> **EXERCISE**
Read the lines that follow and pick out every one containing the word "marker".

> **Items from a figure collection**
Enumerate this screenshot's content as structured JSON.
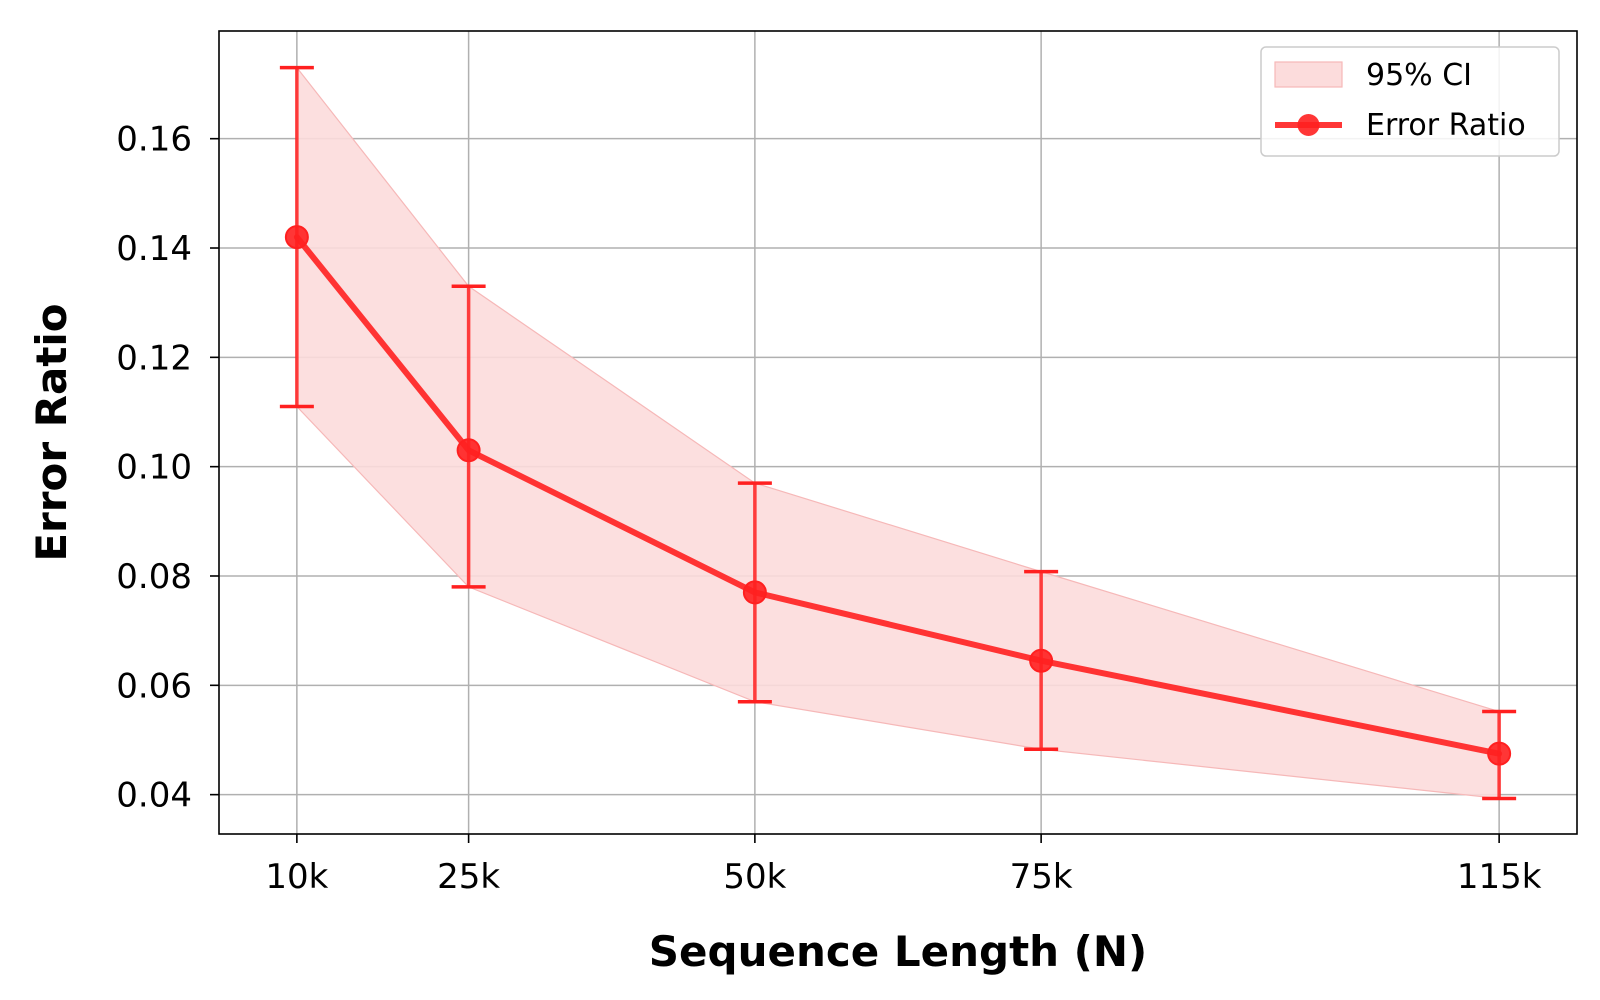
{
  "chart_data": {
    "type": "line",
    "title": "",
    "xlabel": "Sequence Length (N)",
    "ylabel": "Error Ratio",
    "categories": [
      "10k",
      "25k",
      "50k",
      "75k",
      "115k"
    ],
    "x": [
      10000,
      25000,
      50000,
      75000,
      115000
    ],
    "xlim": [
      3200,
      121800
    ],
    "ylim": [
      0.0328,
      0.1797
    ],
    "yticks": [
      0.04,
      0.06,
      0.08,
      0.1,
      0.12,
      0.14,
      0.16
    ],
    "ytick_labels": [
      "0.04",
      "0.06",
      "0.08",
      "0.10",
      "0.12",
      "0.14",
      "0.16"
    ],
    "grid": true,
    "legend_position": "top-right",
    "series": [
      {
        "name": "Error Ratio",
        "values": [
          0.142,
          0.103,
          0.077,
          0.0645,
          0.0475
        ],
        "error_low": [
          0.111,
          0.078,
          0.057,
          0.0483,
          0.0393
        ],
        "error_high": [
          0.173,
          0.133,
          0.097,
          0.0808,
          0.0552
        ],
        "color": "#ff2020"
      }
    ],
    "band": {
      "name": "95% CI",
      "lower": [
        0.111,
        0.078,
        0.057,
        0.0483,
        0.0393
      ],
      "upper": [
        0.173,
        0.133,
        0.097,
        0.0808,
        0.0552
      ],
      "color": "#fcdcdc"
    }
  }
}
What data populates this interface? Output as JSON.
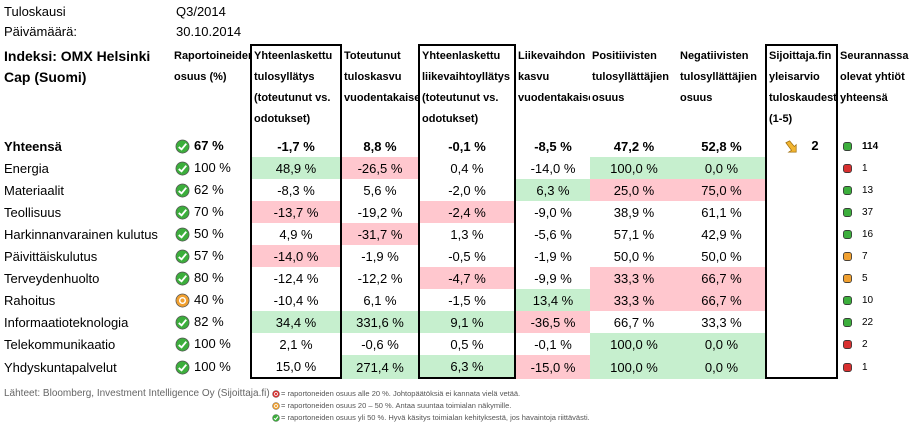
{
  "info": [
    {
      "label": "Tuloskausi",
      "value": "Q3/2014"
    },
    {
      "label": "Päivämäärä:",
      "value": "30.10.2014"
    }
  ],
  "table": {
    "headers": [
      "Indeksi: OMX Helsinki Cap (Suomi)",
      "Raportoineiden osuus (%)",
      "Yhteenlaskettu tulosyllätys (toteutunut vs. odotukset)",
      "Toteutunut tuloskasvu vuodentakaisesta",
      "Yhteenlaskettu liikevaihtoyllätys (toteutunut vs. odotukset)",
      "Liikevaihdon kasvu vuodentakaisesta",
      "Positiivisten tulosyllättäjien osuus",
      "Negatiivisten tulosyllättäjien osuus",
      "Sijoittaja.fin yleisarvio tuloskaudesta (1-5)",
      "Seurannassa olevat yhtiöt yhteensä"
    ],
    "boxed_columns": [
      2,
      4,
      8
    ],
    "rows": [
      {
        "label": "Yhteensä",
        "total": true,
        "status": "green",
        "cells": [
          "67 %",
          "-1,7 %",
          "8,8 %",
          "-0,1 %",
          "-8,5 %",
          "47,2 %",
          "52,8 %"
        ],
        "rating": "2",
        "companies": "114",
        "dot": "green"
      },
      {
        "label": "Energia",
        "status": "green",
        "cells": [
          "100 %",
          {
            "text": "48,9 %",
            "bg": "green"
          },
          {
            "text": "-26,5 %",
            "bg": "red"
          },
          "0,4 %",
          "-14,0 %",
          {
            "text": "100,0 %",
            "bg": "green"
          },
          {
            "text": "0,0 %",
            "bg": "green"
          }
        ],
        "companies": "1",
        "dot": "red"
      },
      {
        "label": "Materiaalit",
        "status": "green",
        "cells": [
          "62 %",
          "-8,3 %",
          "5,6 %",
          "-2,0 %",
          {
            "text": "6,3 %",
            "bg": "green"
          },
          {
            "text": "25,0 %",
            "bg": "red"
          },
          {
            "text": "75,0 %",
            "bg": "red"
          }
        ],
        "companies": "13",
        "dot": "green"
      },
      {
        "label": "Teollisuus",
        "status": "green",
        "cells": [
          "70 %",
          {
            "text": "-13,7 %",
            "bg": "red"
          },
          "-19,2 %",
          {
            "text": "-2,4 %",
            "bg": "red"
          },
          "-9,0 %",
          "38,9 %",
          "61,1 %"
        ],
        "companies": "37",
        "dot": "green"
      },
      {
        "label": "Harkinnanvarainen kulutus",
        "status": "green",
        "cells": [
          "50 %",
          "4,9 %",
          {
            "text": "-31,7 %",
            "bg": "red"
          },
          "1,3 %",
          "-5,6 %",
          "57,1 %",
          "42,9 %"
        ],
        "companies": "16",
        "dot": "green"
      },
      {
        "label": "Päivittäiskulutus",
        "status": "green",
        "cells": [
          "57 %",
          {
            "text": "-14,0 %",
            "bg": "red"
          },
          "-1,9 %",
          "-0,5 %",
          "-1,9 %",
          "50,0 %",
          "50,0 %"
        ],
        "companies": "7",
        "dot": "orange"
      },
      {
        "label": "Terveydenhuolto",
        "status": "green",
        "cells": [
          "80 %",
          "-12,4 %",
          "-12,2 %",
          {
            "text": "-4,7 %",
            "bg": "red"
          },
          "-9,9 %",
          {
            "text": "33,3 %",
            "bg": "red"
          },
          {
            "text": "66,7 %",
            "bg": "red"
          }
        ],
        "companies": "5",
        "dot": "orange"
      },
      {
        "label": "Rahoitus",
        "status": "orange",
        "cells": [
          "40 %",
          "-10,4 %",
          "6,1 %",
          "-1,5 %",
          {
            "text": "13,4 %",
            "bg": "green"
          },
          {
            "text": "33,3 %",
            "bg": "red"
          },
          {
            "text": "66,7 %",
            "bg": "red"
          }
        ],
        "companies": "10",
        "dot": "green"
      },
      {
        "label": "Informaatioteknologia",
        "status": "green",
        "cells": [
          "82 %",
          {
            "text": "34,4 %",
            "bg": "green"
          },
          {
            "text": "331,6 %",
            "bg": "green"
          },
          {
            "text": "9,1 %",
            "bg": "green"
          },
          {
            "text": "-36,5 %",
            "bg": "red"
          },
          "66,7 %",
          "33,3 %"
        ],
        "companies": "22",
        "dot": "green"
      },
      {
        "label": "Telekommunikaatio",
        "status": "green",
        "cells": [
          "100 %",
          "2,1 %",
          "-0,6 %",
          "0,5 %",
          "-0,1 %",
          {
            "text": "100,0 %",
            "bg": "green"
          },
          {
            "text": "0,0 %",
            "bg": "green"
          }
        ],
        "companies": "2",
        "dot": "red"
      },
      {
        "label": "Yhdyskuntapalvelut",
        "status": "green",
        "cells": [
          "100 %",
          "15,0 %",
          {
            "text": "271,4 %",
            "bg": "green"
          },
          {
            "text": "6,3 %",
            "bg": "green"
          },
          {
            "text": "-15,0 %",
            "bg": "red"
          },
          {
            "text": "100,0 %",
            "bg": "green"
          },
          {
            "text": "0,0 %",
            "bg": "green"
          }
        ],
        "companies": "1",
        "dot": "red"
      }
    ]
  },
  "footer": {
    "source": "Lähteet: Bloomberg, Investment Intelligence Oy (Sijoittaja.fi)",
    "legend": [
      {
        "color": "red",
        "text": "= raportoneiden osuus alle 20 %. Johtopäätöksiä ei kannata vielä vetää."
      },
      {
        "color": "orange",
        "text": "= raportoneiden osuus 20 – 50 %. Antaa suuntaa toimialan näkymille."
      },
      {
        "color": "green",
        "text": "= raportoneiden osuus yli 50 %. Hyvä käsitys toimialan kehityksestä, jos havaintoja riittävästi."
      }
    ]
  }
}
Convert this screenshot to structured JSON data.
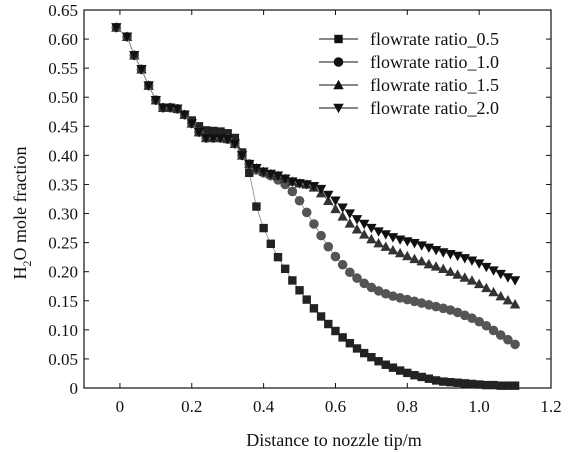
{
  "chart_data": {
    "type": "line",
    "xlabel": "Distance to nozzle tip/m",
    "ylabel_parts": [
      "H",
      "2",
      "O mole fraction"
    ],
    "xlim": [
      -0.1,
      1.2
    ],
    "ylim": [
      0,
      0.65
    ],
    "xticks": [
      "0",
      "0.2",
      "0.4",
      "0.6",
      "0.8",
      "1.0",
      "1.2"
    ],
    "yticks": [
      "0",
      "0.05",
      "0.10",
      "0.15",
      "0.20",
      "0.25",
      "0.30",
      "0.35",
      "0.40",
      "0.45",
      "0.50",
      "0.55",
      "0.60",
      "0.65"
    ],
    "grid": false,
    "legend_position": "top-right",
    "series": [
      {
        "name": "flowrate ratio_0.5",
        "marker": "square",
        "color": "#222222",
        "points": [
          [
            -0.01,
            0.62
          ],
          [
            0.02,
            0.604
          ],
          [
            0.04,
            0.572
          ],
          [
            0.06,
            0.548
          ],
          [
            0.08,
            0.52
          ],
          [
            0.1,
            0.495
          ],
          [
            0.12,
            0.482
          ],
          [
            0.14,
            0.482
          ],
          [
            0.16,
            0.48
          ],
          [
            0.18,
            0.47
          ],
          [
            0.2,
            0.46
          ],
          [
            0.22,
            0.45
          ],
          [
            0.24,
            0.443
          ],
          [
            0.26,
            0.442
          ],
          [
            0.28,
            0.441
          ],
          [
            0.3,
            0.438
          ],
          [
            0.32,
            0.43
          ],
          [
            0.34,
            0.405
          ],
          [
            0.36,
            0.37
          ],
          [
            0.38,
            0.312
          ],
          [
            0.4,
            0.275
          ],
          [
            0.42,
            0.248
          ],
          [
            0.44,
            0.225
          ],
          [
            0.46,
            0.205
          ],
          [
            0.48,
            0.185
          ],
          [
            0.5,
            0.168
          ],
          [
            0.52,
            0.152
          ],
          [
            0.54,
            0.137
          ],
          [
            0.56,
            0.123
          ],
          [
            0.58,
            0.11
          ],
          [
            0.6,
            0.098
          ],
          [
            0.62,
            0.087
          ],
          [
            0.64,
            0.077
          ],
          [
            0.66,
            0.068
          ],
          [
            0.68,
            0.06
          ],
          [
            0.7,
            0.053
          ],
          [
            0.72,
            0.046
          ],
          [
            0.74,
            0.04
          ],
          [
            0.76,
            0.035
          ],
          [
            0.78,
            0.03
          ],
          [
            0.8,
            0.026
          ],
          [
            0.82,
            0.022
          ],
          [
            0.84,
            0.019
          ],
          [
            0.86,
            0.016
          ],
          [
            0.88,
            0.013
          ],
          [
            0.9,
            0.011
          ],
          [
            0.92,
            0.01
          ],
          [
            0.94,
            0.009
          ],
          [
            0.96,
            0.008
          ],
          [
            0.98,
            0.007
          ],
          [
            1.0,
            0.006
          ],
          [
            1.02,
            0.005
          ],
          [
            1.04,
            0.005
          ],
          [
            1.06,
            0.004
          ],
          [
            1.08,
            0.004
          ],
          [
            1.1,
            0.004
          ]
        ]
      },
      {
        "name": "flowrate ratio_1.0",
        "marker": "circle",
        "color": "#555555",
        "points": [
          [
            -0.01,
            0.62
          ],
          [
            0.02,
            0.604
          ],
          [
            0.04,
            0.572
          ],
          [
            0.06,
            0.548
          ],
          [
            0.08,
            0.52
          ],
          [
            0.1,
            0.495
          ],
          [
            0.12,
            0.482
          ],
          [
            0.14,
            0.482
          ],
          [
            0.16,
            0.48
          ],
          [
            0.18,
            0.47
          ],
          [
            0.2,
            0.455
          ],
          [
            0.22,
            0.44
          ],
          [
            0.24,
            0.43
          ],
          [
            0.26,
            0.43
          ],
          [
            0.28,
            0.43
          ],
          [
            0.3,
            0.428
          ],
          [
            0.32,
            0.42
          ],
          [
            0.34,
            0.4
          ],
          [
            0.36,
            0.385
          ],
          [
            0.38,
            0.375
          ],
          [
            0.4,
            0.37
          ],
          [
            0.42,
            0.365
          ],
          [
            0.44,
            0.358
          ],
          [
            0.46,
            0.35
          ],
          [
            0.48,
            0.338
          ],
          [
            0.5,
            0.322
          ],
          [
            0.52,
            0.302
          ],
          [
            0.54,
            0.282
          ],
          [
            0.56,
            0.262
          ],
          [
            0.58,
            0.243
          ],
          [
            0.6,
            0.226
          ],
          [
            0.62,
            0.212
          ],
          [
            0.64,
            0.199
          ],
          [
            0.66,
            0.189
          ],
          [
            0.68,
            0.18
          ],
          [
            0.7,
            0.173
          ],
          [
            0.72,
            0.167
          ],
          [
            0.74,
            0.162
          ],
          [
            0.76,
            0.158
          ],
          [
            0.78,
            0.155
          ],
          [
            0.8,
            0.152
          ],
          [
            0.82,
            0.149
          ],
          [
            0.84,
            0.146
          ],
          [
            0.86,
            0.143
          ],
          [
            0.88,
            0.14
          ],
          [
            0.9,
            0.137
          ],
          [
            0.92,
            0.134
          ],
          [
            0.94,
            0.13
          ],
          [
            0.96,
            0.125
          ],
          [
            0.98,
            0.12
          ],
          [
            1.0,
            0.114
          ],
          [
            1.02,
            0.107
          ],
          [
            1.04,
            0.099
          ],
          [
            1.06,
            0.091
          ],
          [
            1.08,
            0.083
          ],
          [
            1.1,
            0.075
          ]
        ]
      },
      {
        "name": "flowrate ratio_1.5",
        "marker": "triangle-up",
        "color": "#333333",
        "points": [
          [
            -0.01,
            0.62
          ],
          [
            0.02,
            0.604
          ],
          [
            0.04,
            0.572
          ],
          [
            0.06,
            0.548
          ],
          [
            0.08,
            0.52
          ],
          [
            0.1,
            0.495
          ],
          [
            0.12,
            0.482
          ],
          [
            0.14,
            0.482
          ],
          [
            0.16,
            0.48
          ],
          [
            0.18,
            0.47
          ],
          [
            0.2,
            0.455
          ],
          [
            0.22,
            0.44
          ],
          [
            0.24,
            0.43
          ],
          [
            0.26,
            0.43
          ],
          [
            0.28,
            0.43
          ],
          [
            0.3,
            0.428
          ],
          [
            0.32,
            0.42
          ],
          [
            0.34,
            0.4
          ],
          [
            0.36,
            0.385
          ],
          [
            0.38,
            0.378
          ],
          [
            0.4,
            0.372
          ],
          [
            0.42,
            0.368
          ],
          [
            0.44,
            0.365
          ],
          [
            0.46,
            0.36
          ],
          [
            0.48,
            0.355
          ],
          [
            0.5,
            0.352
          ],
          [
            0.52,
            0.35
          ],
          [
            0.54,
            0.345
          ],
          [
            0.56,
            0.335
          ],
          [
            0.58,
            0.322
          ],
          [
            0.6,
            0.308
          ],
          [
            0.62,
            0.295
          ],
          [
            0.64,
            0.283
          ],
          [
            0.66,
            0.273
          ],
          [
            0.68,
            0.264
          ],
          [
            0.7,
            0.256
          ],
          [
            0.72,
            0.249
          ],
          [
            0.74,
            0.243
          ],
          [
            0.76,
            0.237
          ],
          [
            0.78,
            0.232
          ],
          [
            0.8,
            0.227
          ],
          [
            0.82,
            0.222
          ],
          [
            0.84,
            0.218
          ],
          [
            0.86,
            0.213
          ],
          [
            0.88,
            0.209
          ],
          [
            0.9,
            0.205
          ],
          [
            0.92,
            0.2
          ],
          [
            0.94,
            0.195
          ],
          [
            0.96,
            0.19
          ],
          [
            0.98,
            0.185
          ],
          [
            1.0,
            0.179
          ],
          [
            1.02,
            0.172
          ],
          [
            1.04,
            0.165
          ],
          [
            1.06,
            0.158
          ],
          [
            1.08,
            0.151
          ],
          [
            1.1,
            0.144
          ]
        ]
      },
      {
        "name": "flowrate ratio_2.0",
        "marker": "triangle-down",
        "color": "#111111",
        "points": [
          [
            -0.01,
            0.62
          ],
          [
            0.02,
            0.604
          ],
          [
            0.04,
            0.572
          ],
          [
            0.06,
            0.548
          ],
          [
            0.08,
            0.52
          ],
          [
            0.1,
            0.495
          ],
          [
            0.12,
            0.482
          ],
          [
            0.14,
            0.482
          ],
          [
            0.16,
            0.48
          ],
          [
            0.18,
            0.47
          ],
          [
            0.2,
            0.455
          ],
          [
            0.22,
            0.44
          ],
          [
            0.24,
            0.43
          ],
          [
            0.26,
            0.43
          ],
          [
            0.28,
            0.43
          ],
          [
            0.3,
            0.428
          ],
          [
            0.32,
            0.42
          ],
          [
            0.34,
            0.4
          ],
          [
            0.36,
            0.385
          ],
          [
            0.38,
            0.378
          ],
          [
            0.4,
            0.372
          ],
          [
            0.42,
            0.368
          ],
          [
            0.44,
            0.365
          ],
          [
            0.46,
            0.36
          ],
          [
            0.48,
            0.355
          ],
          [
            0.5,
            0.352
          ],
          [
            0.52,
            0.35
          ],
          [
            0.54,
            0.347
          ],
          [
            0.56,
            0.342
          ],
          [
            0.58,
            0.332
          ],
          [
            0.6,
            0.322
          ],
          [
            0.62,
            0.31
          ],
          [
            0.64,
            0.3
          ],
          [
            0.66,
            0.29
          ],
          [
            0.68,
            0.282
          ],
          [
            0.7,
            0.275
          ],
          [
            0.72,
            0.269
          ],
          [
            0.74,
            0.264
          ],
          [
            0.76,
            0.259
          ],
          [
            0.78,
            0.255
          ],
          [
            0.8,
            0.252
          ],
          [
            0.82,
            0.249
          ],
          [
            0.84,
            0.245
          ],
          [
            0.86,
            0.241
          ],
          [
            0.88,
            0.237
          ],
          [
            0.9,
            0.233
          ],
          [
            0.92,
            0.23
          ],
          [
            0.94,
            0.227
          ],
          [
            0.96,
            0.223
          ],
          [
            0.98,
            0.219
          ],
          [
            1.0,
            0.214
          ],
          [
            1.02,
            0.208
          ],
          [
            1.04,
            0.202
          ],
          [
            1.06,
            0.196
          ],
          [
            1.08,
            0.19
          ],
          [
            1.1,
            0.185
          ]
        ]
      }
    ]
  }
}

> **RESPONSE TO THIS EXERCISE**
        "marker": "square",
        "marker": "circle",
        "marker": "triangle-up",
        "marker": "triangle-down",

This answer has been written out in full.